_THE PROBLEM_.
Copy each line exactly. Leave nothing out.

(Data items)
===

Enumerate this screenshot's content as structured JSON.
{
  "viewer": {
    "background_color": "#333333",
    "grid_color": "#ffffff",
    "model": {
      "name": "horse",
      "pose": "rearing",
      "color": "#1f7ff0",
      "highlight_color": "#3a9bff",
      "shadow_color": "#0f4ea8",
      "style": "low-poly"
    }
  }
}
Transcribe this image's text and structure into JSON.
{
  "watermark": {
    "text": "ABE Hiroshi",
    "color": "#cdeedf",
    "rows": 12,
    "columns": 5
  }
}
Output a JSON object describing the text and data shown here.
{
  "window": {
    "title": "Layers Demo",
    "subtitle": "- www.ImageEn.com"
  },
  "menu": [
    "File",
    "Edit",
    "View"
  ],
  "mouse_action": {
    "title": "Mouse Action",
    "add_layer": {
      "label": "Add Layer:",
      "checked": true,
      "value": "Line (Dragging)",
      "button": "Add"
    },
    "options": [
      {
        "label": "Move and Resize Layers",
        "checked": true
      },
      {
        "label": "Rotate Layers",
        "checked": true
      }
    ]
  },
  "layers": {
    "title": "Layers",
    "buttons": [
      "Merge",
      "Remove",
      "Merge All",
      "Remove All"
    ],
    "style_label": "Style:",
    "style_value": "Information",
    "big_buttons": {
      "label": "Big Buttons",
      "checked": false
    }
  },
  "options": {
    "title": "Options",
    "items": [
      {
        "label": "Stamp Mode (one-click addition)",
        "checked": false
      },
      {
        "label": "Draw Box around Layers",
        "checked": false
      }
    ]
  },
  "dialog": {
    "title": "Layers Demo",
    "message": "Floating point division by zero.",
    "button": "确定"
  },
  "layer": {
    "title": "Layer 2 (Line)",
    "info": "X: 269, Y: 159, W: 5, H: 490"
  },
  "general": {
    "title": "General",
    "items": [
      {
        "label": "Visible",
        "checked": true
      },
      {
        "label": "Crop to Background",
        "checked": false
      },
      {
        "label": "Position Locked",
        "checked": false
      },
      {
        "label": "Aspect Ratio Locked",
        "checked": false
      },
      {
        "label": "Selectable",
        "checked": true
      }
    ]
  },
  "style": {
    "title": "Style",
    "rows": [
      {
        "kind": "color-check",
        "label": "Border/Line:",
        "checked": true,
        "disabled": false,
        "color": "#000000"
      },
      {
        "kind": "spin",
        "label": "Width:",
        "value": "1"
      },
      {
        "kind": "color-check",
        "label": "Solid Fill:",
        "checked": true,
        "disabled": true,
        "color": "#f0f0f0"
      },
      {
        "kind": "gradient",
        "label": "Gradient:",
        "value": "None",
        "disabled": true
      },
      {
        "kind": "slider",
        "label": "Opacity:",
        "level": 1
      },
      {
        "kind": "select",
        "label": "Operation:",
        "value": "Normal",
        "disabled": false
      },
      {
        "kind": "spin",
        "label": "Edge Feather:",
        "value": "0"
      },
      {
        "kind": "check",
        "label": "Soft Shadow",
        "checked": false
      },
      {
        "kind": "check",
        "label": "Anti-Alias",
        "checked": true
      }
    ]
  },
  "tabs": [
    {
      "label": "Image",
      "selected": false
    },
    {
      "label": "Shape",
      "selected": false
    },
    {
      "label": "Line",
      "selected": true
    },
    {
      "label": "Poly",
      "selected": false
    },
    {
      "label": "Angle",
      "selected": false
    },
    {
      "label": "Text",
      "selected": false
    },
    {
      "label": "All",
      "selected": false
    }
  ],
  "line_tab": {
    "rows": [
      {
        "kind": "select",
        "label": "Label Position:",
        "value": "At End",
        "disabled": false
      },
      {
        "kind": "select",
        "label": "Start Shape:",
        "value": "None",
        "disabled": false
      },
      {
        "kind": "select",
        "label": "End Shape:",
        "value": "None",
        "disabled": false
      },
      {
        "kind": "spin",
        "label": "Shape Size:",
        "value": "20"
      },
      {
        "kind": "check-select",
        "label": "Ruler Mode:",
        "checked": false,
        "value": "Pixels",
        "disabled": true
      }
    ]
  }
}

===

_RESULT FOR THIS TASK_.
Enumerate this screenshot's content as structured JSON.
{
  "viewer": {
    "background_color": "#333333",
    "grid_color": "#ffffff",
    "model": {
      "name": "horse",
      "pose": "rearing",
      "color": "#1f7ff0",
      "highlight_color": "#3a9bff",
      "shadow_color": "#0f4ea8",
      "style": "low-poly"
    }
  }
}
Transcribe this image's text and structure into JSON.
{
  "watermark": {
    "text": "ABE Hiroshi",
    "color": "#cdeedf",
    "rows": 12,
    "columns": 5
  }
}
Output a JSON object describing the text and data shown here.
{
  "window": {
    "title": "Layers Demo",
    "subtitle": "- www.ImageEn.com"
  },
  "menu": [
    "File",
    "Edit",
    "View"
  ],
  "mouse_action": {
    "title": "Mouse Action",
    "add_layer": {
      "label": "Add Layer:",
      "checked": true,
      "value": "Line (Dragging)",
      "button": "Add"
    },
    "options": [
      {
        "label": "Move and Resize Layers",
        "checked": true
      },
      {
        "label": "Rotate Layers",
        "checked": true
      }
    ]
  },
  "layers": {
    "title": "Layers",
    "buttons": [
      "Merge",
      "Remove",
      "Merge All",
      "Remove All"
    ],
    "style_label": "Style:",
    "style_value": "Information",
    "big_buttons": {
      "label": "Big Buttons",
      "checked": false
    }
  },
  "options": {
    "title": "Options",
    "items": [
      {
        "label": "Stamp Mode (one-click addition)",
        "checked": false
      },
      {
        "label": "Draw Box around Layers",
        "checked": false
      }
    ]
  },
  "dialog": {
    "title": "Layers Demo",
    "message": "Floating point division by zero.",
    "button": "确定"
  },
  "layer": {
    "title": "Layer 2 (Line)",
    "info": "X: 269, Y: 159, W: 5, H: 490"
  },
  "general": {
    "title": "General",
    "items": [
      {
        "label": "Visible",
        "checked": true
      },
      {
        "label": "Crop to Background",
        "checked": false
      },
      {
        "label": "Position Locked",
        "checked": false
      },
      {
        "label": "Aspect Ratio Locked",
        "checked": false
      },
      {
        "label": "Selectable",
        "checked": true
      }
    ]
  },
  "style": {
    "title": "Style",
    "rows": [
      {
        "kind": "color-check",
        "label": "Border/Line:",
        "checked": true,
        "disabled": false,
        "color": "#000000"
      },
      {
        "kind": "spin",
        "label": "Width:",
        "value": "1"
      },
      {
        "kind": "color-check",
        "label": "Solid Fill:",
        "checked": true,
        "disabled": true,
        "color": "#f0f0f0"
      },
      {
        "kind": "gradient",
        "label": "Gradient:",
        "value": "None",
        "disabled": true
      },
      {
        "kind": "slider",
        "label": "Opacity:",
        "level": 1
      },
      {
        "kind": "select",
        "label": "Operation:",
        "value": "Normal",
        "disabled": false
      },
      {
        "kind": "spin",
        "label": "Edge Feather:",
        "value": "0"
      },
      {
        "kind": "check",
        "label": "Soft Shadow",
        "checked": false
      },
      {
        "kind": "check",
        "label": "Anti-Alias",
        "checked": true
      }
    ]
  },
  "tabs": [
    {
      "label": "Image",
      "selected": false
    },
    {
      "label": "Shape",
      "selected": false
    },
    {
      "label": "Line",
      "selected": true
    },
    {
      "label": "Poly",
      "selected": false
    },
    {
      "label": "Angle",
      "selected": false
    },
    {
      "label": "Text",
      "selected": false
    },
    {
      "label": "All",
      "selected": false
    }
  ],
  "line_tab": {
    "rows": [
      {
        "kind": "select",
        "label": "Label Position:",
        "value": "At End",
        "disabled": false
      },
      {
        "kind": "select",
        "label": "Start Shape:",
        "value": "None",
        "disabled": false
      },
      {
        "kind": "select",
        "label": "End Shape:",
        "value": "None",
        "disabled": false
      },
      {
        "kind": "spin",
        "label": "Shape Size:",
        "value": "20"
      },
      {
        "kind": "check-select",
        "label": "Ruler Mode:",
        "checked": false,
        "value": "Pixels",
        "disabled": true
      }
    ]
  }
}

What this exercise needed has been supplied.